**Exercise**
Produce an exact copy of the lines from the line containing "Type out the text in this image." through the last line of the listing below, both ends included, and nothing else.

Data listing

○ ○ ○

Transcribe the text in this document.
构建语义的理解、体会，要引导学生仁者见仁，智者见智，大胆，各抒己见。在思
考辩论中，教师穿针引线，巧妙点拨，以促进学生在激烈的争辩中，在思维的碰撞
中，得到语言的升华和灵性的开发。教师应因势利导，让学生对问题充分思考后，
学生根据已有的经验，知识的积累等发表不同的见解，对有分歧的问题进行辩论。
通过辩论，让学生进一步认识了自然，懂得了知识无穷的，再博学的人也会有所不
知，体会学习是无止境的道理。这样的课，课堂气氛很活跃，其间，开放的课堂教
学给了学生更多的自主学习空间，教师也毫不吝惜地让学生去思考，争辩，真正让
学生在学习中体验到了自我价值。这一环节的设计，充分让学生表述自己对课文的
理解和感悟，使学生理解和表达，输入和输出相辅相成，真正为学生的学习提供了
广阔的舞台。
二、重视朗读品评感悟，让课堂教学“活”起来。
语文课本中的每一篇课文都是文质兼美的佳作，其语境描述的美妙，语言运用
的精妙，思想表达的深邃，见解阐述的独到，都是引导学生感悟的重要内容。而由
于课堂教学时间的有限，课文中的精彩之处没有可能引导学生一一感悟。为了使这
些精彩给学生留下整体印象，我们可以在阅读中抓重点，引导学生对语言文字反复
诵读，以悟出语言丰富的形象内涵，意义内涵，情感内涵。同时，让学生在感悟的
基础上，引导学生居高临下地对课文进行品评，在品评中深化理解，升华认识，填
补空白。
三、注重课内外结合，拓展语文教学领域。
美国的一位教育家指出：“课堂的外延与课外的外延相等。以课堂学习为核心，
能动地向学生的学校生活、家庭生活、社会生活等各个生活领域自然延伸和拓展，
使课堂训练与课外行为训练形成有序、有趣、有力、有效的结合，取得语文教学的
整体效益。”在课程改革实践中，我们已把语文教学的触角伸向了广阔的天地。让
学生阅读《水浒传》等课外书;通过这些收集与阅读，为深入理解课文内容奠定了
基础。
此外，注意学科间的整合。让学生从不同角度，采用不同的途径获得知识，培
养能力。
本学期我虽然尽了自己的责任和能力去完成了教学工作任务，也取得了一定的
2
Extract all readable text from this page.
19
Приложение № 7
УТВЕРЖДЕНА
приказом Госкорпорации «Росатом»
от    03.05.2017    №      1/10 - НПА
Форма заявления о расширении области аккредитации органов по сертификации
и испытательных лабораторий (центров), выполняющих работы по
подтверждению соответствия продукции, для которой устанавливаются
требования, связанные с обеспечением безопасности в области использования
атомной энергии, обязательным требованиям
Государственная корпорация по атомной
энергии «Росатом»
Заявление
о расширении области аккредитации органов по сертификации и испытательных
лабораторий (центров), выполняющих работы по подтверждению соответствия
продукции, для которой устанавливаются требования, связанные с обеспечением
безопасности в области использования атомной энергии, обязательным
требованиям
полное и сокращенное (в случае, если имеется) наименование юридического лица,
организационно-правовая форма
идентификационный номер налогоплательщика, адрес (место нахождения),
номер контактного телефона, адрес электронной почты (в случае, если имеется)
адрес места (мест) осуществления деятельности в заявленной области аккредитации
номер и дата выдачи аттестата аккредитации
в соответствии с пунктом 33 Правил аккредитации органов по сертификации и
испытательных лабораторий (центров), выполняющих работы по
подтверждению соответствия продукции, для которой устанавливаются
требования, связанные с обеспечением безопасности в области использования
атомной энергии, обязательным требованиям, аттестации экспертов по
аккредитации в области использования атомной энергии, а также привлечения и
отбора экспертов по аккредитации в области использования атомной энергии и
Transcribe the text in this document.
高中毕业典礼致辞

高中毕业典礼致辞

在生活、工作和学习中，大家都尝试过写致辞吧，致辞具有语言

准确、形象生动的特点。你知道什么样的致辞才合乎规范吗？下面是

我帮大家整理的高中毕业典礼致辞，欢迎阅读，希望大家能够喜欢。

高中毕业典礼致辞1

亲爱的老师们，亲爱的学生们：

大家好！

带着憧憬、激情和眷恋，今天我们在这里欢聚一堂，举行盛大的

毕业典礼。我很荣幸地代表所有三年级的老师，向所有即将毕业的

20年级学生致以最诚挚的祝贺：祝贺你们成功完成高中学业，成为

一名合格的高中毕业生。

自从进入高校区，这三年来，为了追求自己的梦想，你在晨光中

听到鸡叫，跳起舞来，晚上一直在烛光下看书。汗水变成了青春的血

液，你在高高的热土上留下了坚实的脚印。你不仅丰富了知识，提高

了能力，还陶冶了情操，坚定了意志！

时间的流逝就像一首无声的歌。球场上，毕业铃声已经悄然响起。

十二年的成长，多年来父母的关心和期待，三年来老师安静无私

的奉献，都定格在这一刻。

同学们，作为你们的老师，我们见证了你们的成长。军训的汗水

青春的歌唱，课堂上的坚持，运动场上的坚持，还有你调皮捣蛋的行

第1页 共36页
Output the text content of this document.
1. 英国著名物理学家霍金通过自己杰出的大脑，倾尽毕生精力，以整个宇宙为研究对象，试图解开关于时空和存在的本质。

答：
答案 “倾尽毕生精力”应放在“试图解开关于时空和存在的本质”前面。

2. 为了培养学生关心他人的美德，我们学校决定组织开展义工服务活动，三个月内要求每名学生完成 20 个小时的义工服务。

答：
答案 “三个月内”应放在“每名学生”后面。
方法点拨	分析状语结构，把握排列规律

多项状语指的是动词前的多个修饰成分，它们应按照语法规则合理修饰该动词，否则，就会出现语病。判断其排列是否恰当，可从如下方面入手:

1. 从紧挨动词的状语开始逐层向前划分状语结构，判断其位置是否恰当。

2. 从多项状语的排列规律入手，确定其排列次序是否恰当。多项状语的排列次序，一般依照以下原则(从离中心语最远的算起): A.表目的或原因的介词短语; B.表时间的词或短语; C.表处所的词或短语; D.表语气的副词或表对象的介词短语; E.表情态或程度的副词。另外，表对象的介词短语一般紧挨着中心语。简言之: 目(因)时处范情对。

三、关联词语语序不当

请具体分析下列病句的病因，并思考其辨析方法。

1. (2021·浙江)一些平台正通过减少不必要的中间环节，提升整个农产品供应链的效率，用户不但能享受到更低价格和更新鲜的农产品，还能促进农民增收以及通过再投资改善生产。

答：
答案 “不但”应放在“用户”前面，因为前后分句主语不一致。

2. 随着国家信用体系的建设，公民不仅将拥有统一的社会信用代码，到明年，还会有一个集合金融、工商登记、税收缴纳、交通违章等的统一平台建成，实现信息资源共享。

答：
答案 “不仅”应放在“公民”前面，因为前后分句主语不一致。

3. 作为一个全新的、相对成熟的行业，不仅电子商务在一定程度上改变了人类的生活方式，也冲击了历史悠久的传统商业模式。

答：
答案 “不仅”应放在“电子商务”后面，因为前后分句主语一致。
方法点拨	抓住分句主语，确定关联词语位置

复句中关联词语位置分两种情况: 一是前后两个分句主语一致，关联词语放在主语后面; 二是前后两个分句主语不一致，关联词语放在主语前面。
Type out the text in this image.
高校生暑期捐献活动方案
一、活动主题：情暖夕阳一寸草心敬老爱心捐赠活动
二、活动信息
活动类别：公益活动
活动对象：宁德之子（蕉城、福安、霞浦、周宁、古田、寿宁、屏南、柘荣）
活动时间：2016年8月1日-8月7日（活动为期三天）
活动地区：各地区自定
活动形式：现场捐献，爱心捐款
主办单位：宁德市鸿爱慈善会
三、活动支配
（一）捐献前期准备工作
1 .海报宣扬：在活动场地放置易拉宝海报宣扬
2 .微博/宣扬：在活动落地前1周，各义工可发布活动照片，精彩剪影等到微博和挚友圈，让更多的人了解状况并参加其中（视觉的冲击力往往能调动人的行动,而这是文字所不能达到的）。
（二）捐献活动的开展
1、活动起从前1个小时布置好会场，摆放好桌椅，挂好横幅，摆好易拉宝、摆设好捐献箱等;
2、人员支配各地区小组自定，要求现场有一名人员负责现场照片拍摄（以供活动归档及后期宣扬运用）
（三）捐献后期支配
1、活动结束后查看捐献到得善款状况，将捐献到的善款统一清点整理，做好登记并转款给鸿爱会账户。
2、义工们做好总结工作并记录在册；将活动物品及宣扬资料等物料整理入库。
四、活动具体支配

○ ○ ○

**Reply**
Type out the text in this image.
高校生暑期捐献活动方案
一、活动主题：情暖夕阳一寸草心敬老爱心捐赠活动
二、活动信息
活动类别：公益活动
活动对象：宁德之子（蕉城、福安、霞浦、周宁、古田、寿宁、屏南、柘荣）
活动时间：2016年8月1日-8月7日（活动为期三天）
活动地区：各地区自定
活动形式：现场捐献，爱心捐款
主办单位：宁德市鸿爱慈善会
三、活动支配
（一）捐献前期准备工作
1 .海报宣扬：在活动场地放置易拉宝海报宣扬
2 .微博/宣扬：在活动落地前1周，各义工可发布活动照片，精彩剪影等到微博和挚友圈，让更多的人了解状况并参加其中（视觉的冲击力往往能调动人的行动,而这是文字所不能达到的）。
（二）捐献活动的开展
1、活动起从前1个小时布置好会场，摆放好桌椅，挂好横幅，摆好易拉宝、摆设好捐献箱等;
2、人员支配各地区小组自定，要求现场有一名人员负责现场照片拍摄（以供活动归档及后期宣扬运用）
（三）捐献后期支配
1、活动结束后查看捐献到得善款状况，将捐献到的善款统一清点整理，做好登记并转款给鸿爱会账户。
2、义工们做好总结工作并记录在册；将活动物品及宣扬资料等物料整理入库。
四、活动具体支配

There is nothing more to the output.